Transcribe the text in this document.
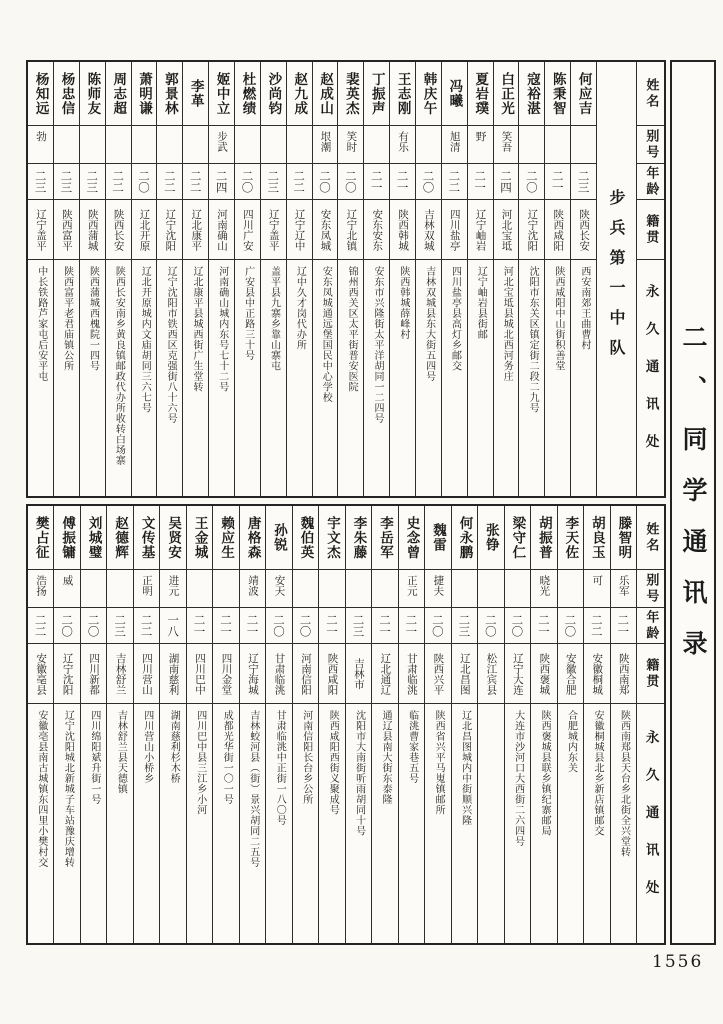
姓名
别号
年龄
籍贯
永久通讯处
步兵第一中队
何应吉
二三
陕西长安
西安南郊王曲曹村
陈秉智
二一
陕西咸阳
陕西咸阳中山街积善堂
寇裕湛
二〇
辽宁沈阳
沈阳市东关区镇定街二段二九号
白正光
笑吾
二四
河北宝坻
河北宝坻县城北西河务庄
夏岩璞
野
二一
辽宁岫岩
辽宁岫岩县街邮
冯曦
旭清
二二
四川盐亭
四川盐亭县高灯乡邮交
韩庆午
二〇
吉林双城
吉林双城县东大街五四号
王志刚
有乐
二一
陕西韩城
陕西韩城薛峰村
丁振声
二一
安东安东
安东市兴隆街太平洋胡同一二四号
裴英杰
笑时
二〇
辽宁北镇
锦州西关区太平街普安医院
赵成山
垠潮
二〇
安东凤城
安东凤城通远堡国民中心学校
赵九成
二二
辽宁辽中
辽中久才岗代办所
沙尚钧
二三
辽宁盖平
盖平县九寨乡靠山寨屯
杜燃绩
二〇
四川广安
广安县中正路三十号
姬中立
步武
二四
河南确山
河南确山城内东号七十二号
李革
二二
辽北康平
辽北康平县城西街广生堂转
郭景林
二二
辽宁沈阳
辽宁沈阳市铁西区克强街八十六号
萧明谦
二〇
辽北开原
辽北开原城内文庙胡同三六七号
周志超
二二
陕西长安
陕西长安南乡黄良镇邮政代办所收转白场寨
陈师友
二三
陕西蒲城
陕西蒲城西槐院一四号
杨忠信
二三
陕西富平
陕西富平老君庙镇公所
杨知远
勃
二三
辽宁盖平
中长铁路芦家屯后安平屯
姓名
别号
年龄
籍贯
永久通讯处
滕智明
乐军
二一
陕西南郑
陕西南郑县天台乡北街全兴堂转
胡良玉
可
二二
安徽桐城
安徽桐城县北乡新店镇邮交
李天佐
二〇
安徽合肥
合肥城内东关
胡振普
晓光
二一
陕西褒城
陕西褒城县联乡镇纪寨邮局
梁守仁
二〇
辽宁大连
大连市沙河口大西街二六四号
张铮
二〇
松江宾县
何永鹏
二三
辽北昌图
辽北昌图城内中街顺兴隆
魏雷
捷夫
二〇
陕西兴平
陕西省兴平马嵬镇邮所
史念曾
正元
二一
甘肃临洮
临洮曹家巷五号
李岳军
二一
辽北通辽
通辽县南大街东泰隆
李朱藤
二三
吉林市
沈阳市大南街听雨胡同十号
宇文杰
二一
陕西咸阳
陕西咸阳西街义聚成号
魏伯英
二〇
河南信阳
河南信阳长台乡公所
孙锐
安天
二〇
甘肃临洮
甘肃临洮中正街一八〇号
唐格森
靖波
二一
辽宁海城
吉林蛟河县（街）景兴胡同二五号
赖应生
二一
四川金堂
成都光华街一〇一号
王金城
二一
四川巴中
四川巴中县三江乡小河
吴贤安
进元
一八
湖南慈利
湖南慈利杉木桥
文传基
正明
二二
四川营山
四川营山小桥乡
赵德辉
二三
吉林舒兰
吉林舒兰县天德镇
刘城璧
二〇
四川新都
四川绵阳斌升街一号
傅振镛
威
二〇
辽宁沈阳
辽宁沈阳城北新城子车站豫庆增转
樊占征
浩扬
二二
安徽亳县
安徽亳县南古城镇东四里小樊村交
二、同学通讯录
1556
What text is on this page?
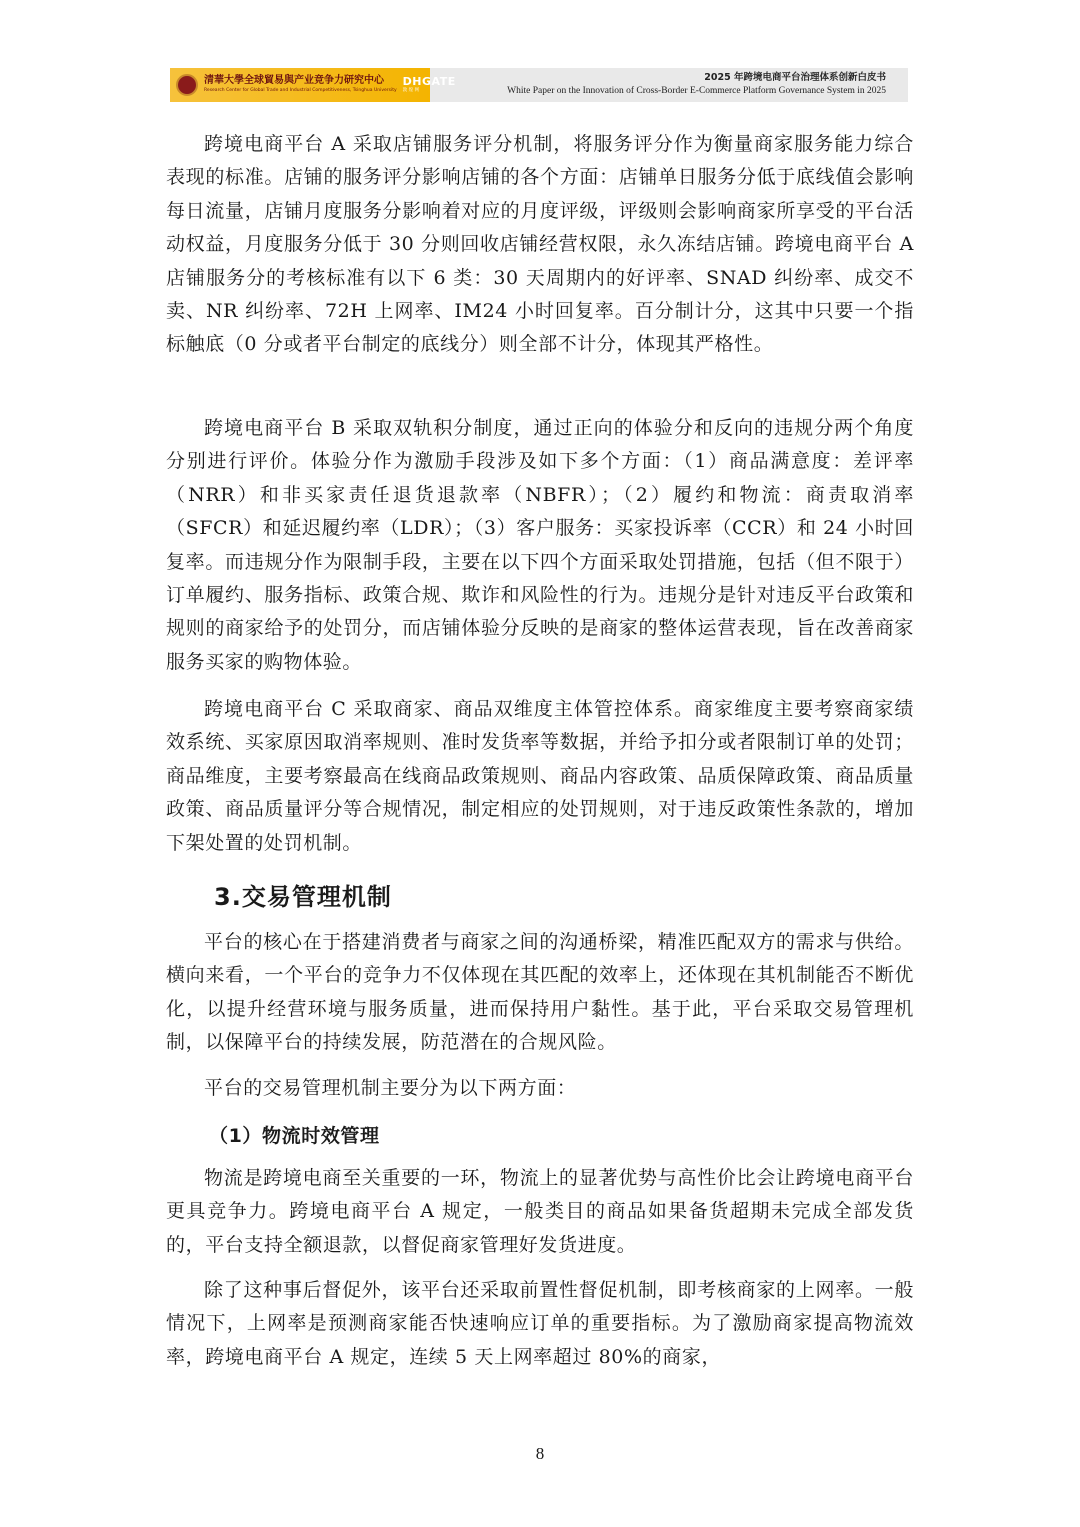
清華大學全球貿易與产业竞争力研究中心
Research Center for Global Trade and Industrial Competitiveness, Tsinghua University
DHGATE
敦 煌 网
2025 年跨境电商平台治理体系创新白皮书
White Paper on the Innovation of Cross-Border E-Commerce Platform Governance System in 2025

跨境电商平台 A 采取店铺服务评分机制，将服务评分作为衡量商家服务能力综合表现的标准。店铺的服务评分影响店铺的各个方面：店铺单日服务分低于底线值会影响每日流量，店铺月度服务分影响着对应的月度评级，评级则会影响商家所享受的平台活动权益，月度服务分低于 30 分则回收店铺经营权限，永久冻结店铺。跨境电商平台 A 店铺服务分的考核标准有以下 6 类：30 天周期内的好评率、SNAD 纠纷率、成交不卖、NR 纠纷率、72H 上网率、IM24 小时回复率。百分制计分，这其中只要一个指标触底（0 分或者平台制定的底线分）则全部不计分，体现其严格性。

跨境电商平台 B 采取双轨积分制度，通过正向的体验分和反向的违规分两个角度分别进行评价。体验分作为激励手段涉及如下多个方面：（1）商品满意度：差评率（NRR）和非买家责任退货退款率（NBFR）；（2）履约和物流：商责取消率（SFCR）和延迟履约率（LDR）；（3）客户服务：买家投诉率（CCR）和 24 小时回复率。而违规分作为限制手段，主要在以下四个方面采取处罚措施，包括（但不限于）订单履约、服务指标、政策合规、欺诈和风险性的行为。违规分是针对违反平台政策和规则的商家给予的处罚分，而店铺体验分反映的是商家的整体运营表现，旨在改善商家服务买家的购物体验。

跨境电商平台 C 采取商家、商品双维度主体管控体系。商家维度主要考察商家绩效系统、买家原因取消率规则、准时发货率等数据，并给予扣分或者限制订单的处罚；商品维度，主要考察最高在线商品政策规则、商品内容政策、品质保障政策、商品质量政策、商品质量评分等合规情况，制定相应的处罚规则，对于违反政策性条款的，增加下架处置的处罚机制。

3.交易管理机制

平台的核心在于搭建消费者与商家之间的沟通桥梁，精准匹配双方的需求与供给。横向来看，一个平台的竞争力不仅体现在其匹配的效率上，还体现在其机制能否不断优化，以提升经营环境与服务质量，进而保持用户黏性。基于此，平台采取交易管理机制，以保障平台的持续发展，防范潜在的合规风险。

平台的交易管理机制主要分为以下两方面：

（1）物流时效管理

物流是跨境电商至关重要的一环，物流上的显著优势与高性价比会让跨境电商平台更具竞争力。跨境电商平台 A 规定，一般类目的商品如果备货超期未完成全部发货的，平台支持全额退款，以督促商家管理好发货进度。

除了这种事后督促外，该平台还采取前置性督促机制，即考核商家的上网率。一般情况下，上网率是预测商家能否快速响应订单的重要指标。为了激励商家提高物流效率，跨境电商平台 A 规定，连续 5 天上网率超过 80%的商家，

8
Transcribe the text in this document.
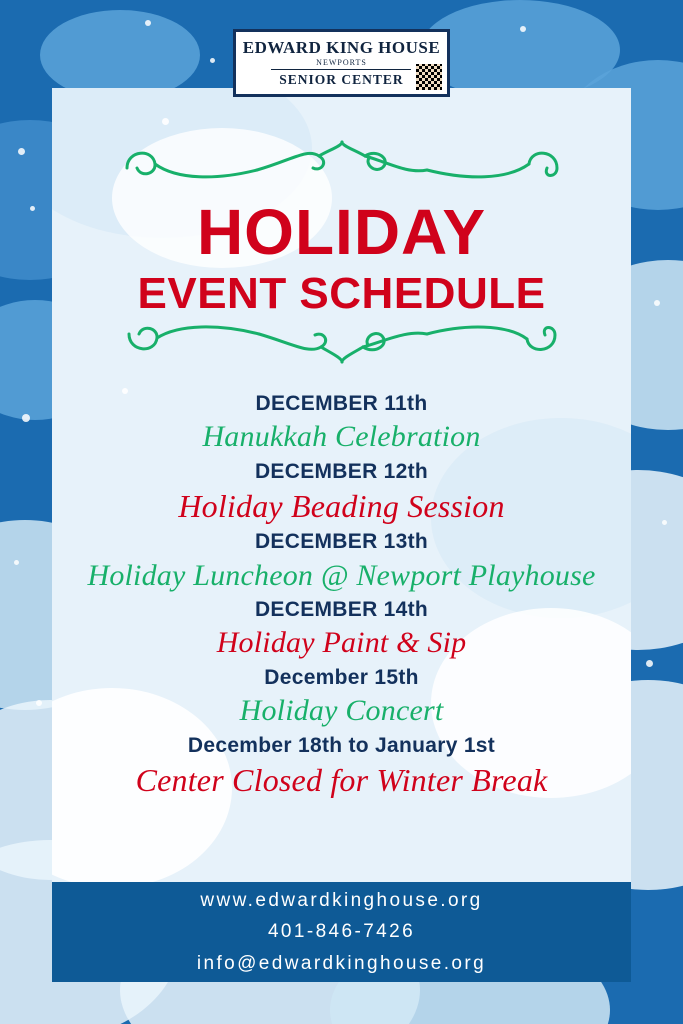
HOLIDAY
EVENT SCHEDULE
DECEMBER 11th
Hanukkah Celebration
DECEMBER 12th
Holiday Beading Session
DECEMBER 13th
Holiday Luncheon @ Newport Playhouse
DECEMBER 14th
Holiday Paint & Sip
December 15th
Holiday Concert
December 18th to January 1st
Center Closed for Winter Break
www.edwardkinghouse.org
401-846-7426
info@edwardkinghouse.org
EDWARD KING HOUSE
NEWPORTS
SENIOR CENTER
• • • • •
→ Exercise
All of the data needs repeating exactly, but the pictures do not.

→ The output
Transcribe the text in this document.
姓名
别号
年龄
籍贯
永久通讯处
步兵第一中队
何应吉
二三
陕西长安
西安南郊王曲曹村
陈秉智
二一
陕西咸阳
陕西咸阳中山街积善堂
寇裕湛
二〇
辽宁沈阳
沈阳市东关区镇定街二段二九号
白正光
笑吾
二四
河北宝坻
河北宝坻县城北西河务庄
夏岩璞
野
二一
辽宁岫岩
辽宁岫岩县街邮
冯曦
旭清
二二
四川盐亭
四川盐亭县高灯乡邮交
韩庆午
二〇
吉林双城
吉林双城县东大街五四号
王志刚
有乐
二一
陕西韩城
陕西韩城薛峰村
丁振声
二一
安东安东
安东市兴隆街太平洋胡同一二四号
裴英杰
笑时
二〇
辽宁北镇
锦州西关区太平街普安医院
赵成山
垠潮
二〇
安东凤城
安东凤城通远堡国民中心学校
赵九成
二二
辽宁辽中
辽中久才岗代办所
沙尚钧
二三
辽宁盖平
盖平县九寨乡靠山寨屯
杜燃绩
二〇
四川广安
广安县中正路三十号
姬中立
步武
二四
河南确山
河南确山城内东号七十二号
李革
二二
辽北康平
辽北康平县城西街广生堂转
郭景林
二二
辽宁沈阳
辽宁沈阳市铁西区克强街八十六号
萧明谦
二〇
辽北开原
辽北开原城内文庙胡同三六七号
周志超
二二
陕西长安
陕西长安南乡黄良镇邮政代办所收转白场寨
陈师友
二三
陕西蒲城
陕西蒲城西槐院一四号
杨忠信
二三
陕西富平
陕西富平老君庙镇公所
杨知远
勃
二三
辽宁盖平
中长铁路芦家屯后安平屯
姓名
别号
年龄
籍贯
永久通讯处
滕智明
乐军
二一
陕西南郑
陕西南郑县天台乡北街全兴堂转
胡良玉
可
二二
安徽桐城
安徽桐城县北乡新店镇邮交
李天佐
二〇
安徽合肥
合肥城内东关
胡振普
晓光
二一
陕西褒城
陕西褒城县联乡镇纪寨邮局
梁守仁
二〇
辽宁大连
大连市沙河口大西街二六四号
张铮
二〇
松江宾县
何永鹏
二三
辽北昌图
辽北昌图城内中街顺兴隆
魏雷
捷夫
二〇
陕西兴平
陕西省兴平马嵬镇邮所
史念曾
正元
二一
甘肃临洮
临洮曹家巷五号
李岳军
二一
辽北通辽
通辽县南大街东泰隆
李朱藤
二三
吉林市
沈阳市大南街听雨胡同十号
宇文杰
二一
陕西咸阳
陕西咸阳西街义聚成号
魏伯英
二〇
河南信阳
河南信阳长台乡公所
孙锐
安天
二〇
甘肃临洮
甘肃临洮中正街一八〇号
唐格森
靖波
二一
辽宁海城
吉林蛟河县（街）景兴胡同二五号
赖应生
二一
四川金堂
成都光华街一〇一号
王金城
二一
四川巴中
四川巴中县三江乡小河
吴贤安
进元
一八
湖南慈利
湖南慈利杉木桥
文传基
正明
二二
四川营山
四川营山小桥乡
赵德辉
二三
吉林舒兰
吉林舒兰县天德镇
刘城璧
二〇
四川新都
四川绵阳斌升街一号
傅振镛
威
二〇
辽宁沈阳
辽宁沈阳城北新城子车站豫庆增转
樊占征
浩扬
二二
安徽亳县
安徽亳县南古城镇东四里小樊村交
二、同学通讯录
1556
What text is on this page?
清華大學全球貿易與产业竞争力研究中心
Research Center for Global Trade and Industrial Competitiveness, Tsinghua University
DHGATE
敦 煌 网
2025 年跨境电商平台治理体系创新白皮书
White Paper on the Innovation of Cross-Border E-Commerce Platform Governance System in 2025

跨境电商平台 A 采取店铺服务评分机制，将服务评分作为衡量商家服务能力综合表现的标准。店铺的服务评分影响店铺的各个方面：店铺单日服务分低于底线值会影响每日流量，店铺月度服务分影响着对应的月度评级，评级则会影响商家所享受的平台活动权益，月度服务分低于 30 分则回收店铺经营权限，永久冻结店铺。跨境电商平台 A 店铺服务分的考核标准有以下 6 类：30 天周期内的好评率、SNAD 纠纷率、成交不卖、NR 纠纷率、72H 上网率、IM24 小时回复率。百分制计分，这其中只要一个指标触底（0 分或者平台制定的底线分）则全部不计分，体现其严格性。

跨境电商平台 B 采取双轨积分制度，通过正向的体验分和反向的违规分两个角度分别进行评价。体验分作为激励手段涉及如下多个方面：（1）商品满意度：差评率（NRR）和非买家责任退货退款率（NBFR）；（2）履约和物流：商责取消率（SFCR）和延迟履约率（LDR）；（3）客户服务：买家投诉率（CCR）和 24 小时回复率。而违规分作为限制手段，主要在以下四个方面采取处罚措施，包括（但不限于）订单履约、服务指标、政策合规、欺诈和风险性的行为。违规分是针对违反平台政策和规则的商家给予的处罚分，而店铺体验分反映的是商家的整体运营表现，旨在改善商家服务买家的购物体验。

跨境电商平台 C 采取商家、商品双维度主体管控体系。商家维度主要考察商家绩效系统、买家原因取消率规则、准时发货率等数据，并给予扣分或者限制订单的处罚；商品维度，主要考察最高在线商品政策规则、商品内容政策、品质保障政策、商品质量政策、商品质量评分等合规情况，制定相应的处罚规则，对于违反政策性条款的，增加下架处置的处罚机制。

3.交易管理机制

平台的核心在于搭建消费者与商家之间的沟通桥梁，精准匹配双方的需求与供给。横向来看，一个平台的竞争力不仅体现在其匹配的效率上，还体现在其机制能否不断优化，以提升经营环境与服务质量，进而保持用户黏性。基于此，平台采取交易管理机制，以保障平台的持续发展，防范潜在的合规风险。

平台的交易管理机制主要分为以下两方面：

（1）物流时效管理

物流是跨境电商至关重要的一环，物流上的显著优势与高性价比会让跨境电商平台更具竞争力。跨境电商平台 A 规定，一般类目的商品如果备货超期未完成全部发货的，平台支持全额退款，以督促商家管理好发货进度。

除了这种事后督促外，该平台还采取前置性督促机制，即考核商家的上网率。一般情况下，上网率是预测商家能否快速响应订单的重要指标。为了激励商家提高物流效率，跨境电商平台 A 规定，连续 5 天上网率超过 80%的商家，

8
Transcribe the text in this document.
HOLIDAY
EVENT SCHEDULE
DECEMBER 11th
Hanukkah Celebration
DECEMBER 12th
Holiday Beading Session
DECEMBER 13th
Holiday Luncheon @ Newport Playhouse
DECEMBER 14th
Holiday Paint & Sip
December 15th
Holiday Concert
December 18th to January 1st
Center Closed for Winter Break
www.edwardkinghouse.org
401-846-7426
info@edwardkinghouse.org
EDWARD KING HOUSE
NEWPORTS
SENIOR CENTER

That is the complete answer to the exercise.